Wirtschaftsstrafrecht Briefing
Eine Balkenwaage: links eine Luxusuhr mit Preisschild, rechts ein Amtsstempel auf einer Bewilligung; die Waage neigt sich zur Stempelseite, eine Lupe schwebt über dem Stempel.

Il nesso con l'atto, non il prezzo: l'art. 322septies CP non prevede soglie di valore

Se un regalo a un pubblico ufficiale straniero ricada nell'ambito dell'art. 322septies CP dipende dal collegamento con un atto d'ufficio, non dal suo valore. Le politiche aziendali sui regali che fissano soglie in franchi misurano la variabile sbagliata: la fattispecie non conosce alcuna soglia di valore, e per il semplice corteggiamento corruttivo di funzionari stranieri manca qualsiasi norma residuale.

Casimir von Firn, MLaw

Un addetto alle vendite consegna un orologio al responsabile degli acquisti di un’impresa statale straniera. Il responsabile è considerato pubblico ufficiale straniero ai sensi dell’art. 322septies CP soltanto se quell’impresa esercita funzioni sovrane e lui agisce in tale veste. Se il gesto configuri corruzione dipende dall’atto per il quale il vantaggio viene concesso, non dal prezzo dell’orologio. La maggior parte delle politiche aziendali sui regali verifica però l’importo in franchi, e dunque la variabile sbagliata.

[Voci di dati raccolte]
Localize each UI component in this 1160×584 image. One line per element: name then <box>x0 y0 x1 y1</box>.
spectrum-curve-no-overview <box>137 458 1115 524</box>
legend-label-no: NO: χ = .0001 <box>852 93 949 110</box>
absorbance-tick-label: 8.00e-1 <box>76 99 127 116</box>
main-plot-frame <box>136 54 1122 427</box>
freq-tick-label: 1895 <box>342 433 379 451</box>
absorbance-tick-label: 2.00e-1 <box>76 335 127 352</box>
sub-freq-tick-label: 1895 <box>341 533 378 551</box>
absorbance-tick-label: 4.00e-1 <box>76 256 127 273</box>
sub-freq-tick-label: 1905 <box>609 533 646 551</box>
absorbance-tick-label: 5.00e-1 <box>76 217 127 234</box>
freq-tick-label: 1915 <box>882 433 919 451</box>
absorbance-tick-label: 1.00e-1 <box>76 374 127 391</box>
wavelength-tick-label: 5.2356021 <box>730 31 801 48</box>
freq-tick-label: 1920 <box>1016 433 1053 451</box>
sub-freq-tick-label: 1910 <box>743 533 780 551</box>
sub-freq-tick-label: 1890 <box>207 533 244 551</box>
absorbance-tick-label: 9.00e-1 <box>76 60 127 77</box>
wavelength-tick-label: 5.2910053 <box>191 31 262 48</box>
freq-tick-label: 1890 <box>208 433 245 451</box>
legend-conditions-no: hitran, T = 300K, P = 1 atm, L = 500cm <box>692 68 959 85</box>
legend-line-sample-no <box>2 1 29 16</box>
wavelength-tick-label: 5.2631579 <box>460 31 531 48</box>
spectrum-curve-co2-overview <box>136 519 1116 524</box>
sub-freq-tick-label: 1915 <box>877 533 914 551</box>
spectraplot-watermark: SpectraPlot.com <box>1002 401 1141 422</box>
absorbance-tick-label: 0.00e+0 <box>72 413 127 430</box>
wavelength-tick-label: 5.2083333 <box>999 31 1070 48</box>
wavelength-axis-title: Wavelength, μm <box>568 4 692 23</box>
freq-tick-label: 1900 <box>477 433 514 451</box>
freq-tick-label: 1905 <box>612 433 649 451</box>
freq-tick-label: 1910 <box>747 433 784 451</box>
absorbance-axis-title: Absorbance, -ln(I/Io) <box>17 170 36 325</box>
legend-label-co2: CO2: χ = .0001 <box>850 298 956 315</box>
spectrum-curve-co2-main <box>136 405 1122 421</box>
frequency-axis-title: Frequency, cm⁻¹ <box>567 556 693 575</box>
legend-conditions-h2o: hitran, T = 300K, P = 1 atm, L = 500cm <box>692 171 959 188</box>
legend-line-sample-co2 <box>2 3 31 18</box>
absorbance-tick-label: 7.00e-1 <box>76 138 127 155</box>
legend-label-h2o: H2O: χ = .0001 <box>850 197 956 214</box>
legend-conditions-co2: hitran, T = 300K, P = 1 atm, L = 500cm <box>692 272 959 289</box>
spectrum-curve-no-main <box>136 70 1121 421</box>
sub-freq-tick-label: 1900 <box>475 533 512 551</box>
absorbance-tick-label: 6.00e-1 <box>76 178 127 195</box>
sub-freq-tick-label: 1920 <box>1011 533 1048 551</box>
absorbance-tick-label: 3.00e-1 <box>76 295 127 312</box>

Compito - Per favore, restituisci integralmente e senza alcuna modifica il testo sull'art. 322septies CP riportato sopra.

Soluzione -
Wirtschaftsstrafrecht Briefing
Eine Balkenwaage: links eine Luxusuhr mit Preisschild, rechts ein Amtsstempel auf einer Bewilligung; die Waage neigt sich zur Stempelseite, eine Lupe schwebt über dem Stempel.

Il nesso con l'atto, non il prezzo: l'art. 322septies CP non prevede soglie di valore

Se un regalo a un pubblico ufficiale straniero ricada nell'ambito dell'art. 322septies CP dipende dal collegamento con un atto d'ufficio, non dal suo valore. Le politiche aziendali sui regali che fissano soglie in franchi misurano la variabile sbagliata: la fattispecie non conosce alcuna soglia di valore, e per il semplice corteggiamento corruttivo di funzionari stranieri manca qualsiasi norma residuale.

Casimir von Firn, MLaw

Un addetto alle vendite consegna un orologio al responsabile degli acquisti di un’impresa statale straniera. Il responsabile è considerato pubblico ufficiale straniero ai sensi dell’art. 322septies CP soltanto se quell’impresa esercita funzioni sovrane e lui agisce in tale veste. Se il gesto configuri corruzione dipende dall’atto per il quale il vantaggio viene concesso, non dal prezzo dell’orologio. La maggior parte delle politiche aziendali sui regali verifica però l’importo in franchi, e dunque la variabile sbagliata.